*Records to use:*
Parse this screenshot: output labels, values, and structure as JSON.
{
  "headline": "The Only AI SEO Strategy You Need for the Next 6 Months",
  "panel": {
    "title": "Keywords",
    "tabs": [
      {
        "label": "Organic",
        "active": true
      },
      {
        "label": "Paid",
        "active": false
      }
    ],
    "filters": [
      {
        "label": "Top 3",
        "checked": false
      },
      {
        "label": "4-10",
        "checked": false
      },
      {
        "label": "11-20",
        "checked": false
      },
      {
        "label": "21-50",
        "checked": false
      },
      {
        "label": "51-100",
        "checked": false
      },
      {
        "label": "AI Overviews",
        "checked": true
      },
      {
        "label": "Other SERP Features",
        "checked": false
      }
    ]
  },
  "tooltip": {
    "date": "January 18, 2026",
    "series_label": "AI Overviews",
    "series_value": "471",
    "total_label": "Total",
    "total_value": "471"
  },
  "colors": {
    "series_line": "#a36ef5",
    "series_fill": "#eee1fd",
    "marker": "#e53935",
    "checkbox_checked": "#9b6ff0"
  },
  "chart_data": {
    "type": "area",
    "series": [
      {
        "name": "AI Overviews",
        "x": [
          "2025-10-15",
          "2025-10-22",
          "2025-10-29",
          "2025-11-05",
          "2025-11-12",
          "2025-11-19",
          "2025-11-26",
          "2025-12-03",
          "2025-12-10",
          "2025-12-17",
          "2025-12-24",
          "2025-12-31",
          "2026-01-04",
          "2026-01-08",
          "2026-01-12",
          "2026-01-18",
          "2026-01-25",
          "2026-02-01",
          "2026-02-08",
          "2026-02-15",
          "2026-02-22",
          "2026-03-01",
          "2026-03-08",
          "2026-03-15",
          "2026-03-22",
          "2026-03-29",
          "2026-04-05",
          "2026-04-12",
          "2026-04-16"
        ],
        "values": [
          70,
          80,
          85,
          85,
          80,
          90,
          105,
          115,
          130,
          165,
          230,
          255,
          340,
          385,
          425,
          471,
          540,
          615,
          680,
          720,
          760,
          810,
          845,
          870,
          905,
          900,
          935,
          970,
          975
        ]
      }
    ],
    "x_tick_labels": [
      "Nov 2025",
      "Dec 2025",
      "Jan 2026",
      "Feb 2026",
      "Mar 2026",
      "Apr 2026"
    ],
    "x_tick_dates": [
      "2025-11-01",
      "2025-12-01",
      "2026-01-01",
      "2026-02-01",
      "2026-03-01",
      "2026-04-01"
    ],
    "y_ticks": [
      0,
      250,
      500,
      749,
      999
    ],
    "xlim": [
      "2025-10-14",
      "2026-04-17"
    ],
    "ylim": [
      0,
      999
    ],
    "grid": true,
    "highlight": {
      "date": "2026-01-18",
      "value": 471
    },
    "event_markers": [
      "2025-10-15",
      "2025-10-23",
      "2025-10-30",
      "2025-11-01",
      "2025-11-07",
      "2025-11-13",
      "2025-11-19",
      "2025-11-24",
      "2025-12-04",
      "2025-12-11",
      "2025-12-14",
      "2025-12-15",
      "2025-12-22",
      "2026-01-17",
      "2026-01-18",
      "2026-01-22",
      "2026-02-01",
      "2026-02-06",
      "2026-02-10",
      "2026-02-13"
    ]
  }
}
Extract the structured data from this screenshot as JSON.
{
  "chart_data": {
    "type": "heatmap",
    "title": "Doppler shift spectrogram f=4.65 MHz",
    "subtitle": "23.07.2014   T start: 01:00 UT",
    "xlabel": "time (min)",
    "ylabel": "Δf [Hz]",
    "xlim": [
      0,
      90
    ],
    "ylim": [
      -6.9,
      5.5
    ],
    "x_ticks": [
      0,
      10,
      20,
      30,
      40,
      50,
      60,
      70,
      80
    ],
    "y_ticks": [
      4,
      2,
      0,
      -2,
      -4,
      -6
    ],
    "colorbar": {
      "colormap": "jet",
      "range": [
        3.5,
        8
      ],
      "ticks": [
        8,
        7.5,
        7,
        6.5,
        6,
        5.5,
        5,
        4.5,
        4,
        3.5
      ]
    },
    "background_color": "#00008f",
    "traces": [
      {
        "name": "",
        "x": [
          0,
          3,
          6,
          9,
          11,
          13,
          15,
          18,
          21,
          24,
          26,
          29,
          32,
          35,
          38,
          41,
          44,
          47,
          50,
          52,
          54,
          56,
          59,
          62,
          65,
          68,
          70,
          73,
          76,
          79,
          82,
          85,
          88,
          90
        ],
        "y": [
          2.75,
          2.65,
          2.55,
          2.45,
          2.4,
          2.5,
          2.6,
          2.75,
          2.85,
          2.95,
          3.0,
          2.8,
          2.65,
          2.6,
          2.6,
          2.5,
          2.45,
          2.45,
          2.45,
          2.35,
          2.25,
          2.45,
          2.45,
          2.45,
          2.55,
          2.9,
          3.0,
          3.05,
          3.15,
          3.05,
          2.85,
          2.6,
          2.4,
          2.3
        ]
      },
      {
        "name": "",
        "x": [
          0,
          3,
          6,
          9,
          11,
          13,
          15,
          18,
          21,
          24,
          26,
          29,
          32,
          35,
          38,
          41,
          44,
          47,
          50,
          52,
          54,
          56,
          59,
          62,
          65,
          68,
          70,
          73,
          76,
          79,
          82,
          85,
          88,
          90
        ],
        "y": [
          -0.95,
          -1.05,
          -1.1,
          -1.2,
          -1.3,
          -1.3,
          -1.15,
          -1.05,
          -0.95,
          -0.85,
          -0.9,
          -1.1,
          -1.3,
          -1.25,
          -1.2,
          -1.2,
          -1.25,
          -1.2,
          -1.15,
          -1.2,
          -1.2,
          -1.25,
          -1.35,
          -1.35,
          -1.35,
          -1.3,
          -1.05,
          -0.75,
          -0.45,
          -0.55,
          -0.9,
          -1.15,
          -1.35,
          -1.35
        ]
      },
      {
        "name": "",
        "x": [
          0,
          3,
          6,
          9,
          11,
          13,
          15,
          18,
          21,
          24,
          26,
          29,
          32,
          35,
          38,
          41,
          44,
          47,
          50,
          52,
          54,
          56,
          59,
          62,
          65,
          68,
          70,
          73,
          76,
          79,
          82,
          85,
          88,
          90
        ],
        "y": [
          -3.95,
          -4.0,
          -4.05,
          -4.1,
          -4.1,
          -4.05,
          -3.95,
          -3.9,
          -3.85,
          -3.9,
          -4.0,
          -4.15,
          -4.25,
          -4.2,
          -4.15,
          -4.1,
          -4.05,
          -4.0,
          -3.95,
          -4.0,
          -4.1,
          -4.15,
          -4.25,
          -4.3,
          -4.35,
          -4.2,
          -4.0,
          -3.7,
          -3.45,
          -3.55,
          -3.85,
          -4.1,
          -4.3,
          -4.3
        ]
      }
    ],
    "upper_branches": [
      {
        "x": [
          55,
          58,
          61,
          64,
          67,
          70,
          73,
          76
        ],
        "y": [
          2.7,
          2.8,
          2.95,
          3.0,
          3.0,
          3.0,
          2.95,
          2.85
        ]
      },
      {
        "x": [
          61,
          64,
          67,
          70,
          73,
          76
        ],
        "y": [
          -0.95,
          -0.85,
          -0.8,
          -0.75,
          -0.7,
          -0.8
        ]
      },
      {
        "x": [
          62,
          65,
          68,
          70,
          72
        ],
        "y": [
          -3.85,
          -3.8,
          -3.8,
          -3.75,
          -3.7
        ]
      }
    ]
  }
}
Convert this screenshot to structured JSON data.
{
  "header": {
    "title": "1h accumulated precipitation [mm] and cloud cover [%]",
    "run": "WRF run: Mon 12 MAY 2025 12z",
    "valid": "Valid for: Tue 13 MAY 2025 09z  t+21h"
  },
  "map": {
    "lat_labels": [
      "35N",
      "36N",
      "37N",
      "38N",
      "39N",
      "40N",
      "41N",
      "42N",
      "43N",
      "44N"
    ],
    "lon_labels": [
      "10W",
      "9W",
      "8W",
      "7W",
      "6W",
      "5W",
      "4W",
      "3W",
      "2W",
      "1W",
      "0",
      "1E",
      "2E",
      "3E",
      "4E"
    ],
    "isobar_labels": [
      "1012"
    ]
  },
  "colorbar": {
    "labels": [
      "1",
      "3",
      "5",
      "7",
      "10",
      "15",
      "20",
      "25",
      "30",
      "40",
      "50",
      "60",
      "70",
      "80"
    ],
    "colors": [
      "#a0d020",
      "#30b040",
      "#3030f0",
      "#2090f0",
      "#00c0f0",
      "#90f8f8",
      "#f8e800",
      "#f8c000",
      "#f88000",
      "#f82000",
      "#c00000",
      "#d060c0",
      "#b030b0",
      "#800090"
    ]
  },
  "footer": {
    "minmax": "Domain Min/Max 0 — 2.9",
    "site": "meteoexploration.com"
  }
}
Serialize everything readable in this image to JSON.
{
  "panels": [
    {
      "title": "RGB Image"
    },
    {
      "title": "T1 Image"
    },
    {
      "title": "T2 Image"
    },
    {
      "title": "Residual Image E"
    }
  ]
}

*What to work on:* Among the lines of the records above, count those holding the string "JSON", and report only the number.

*Result of the exercise:* 4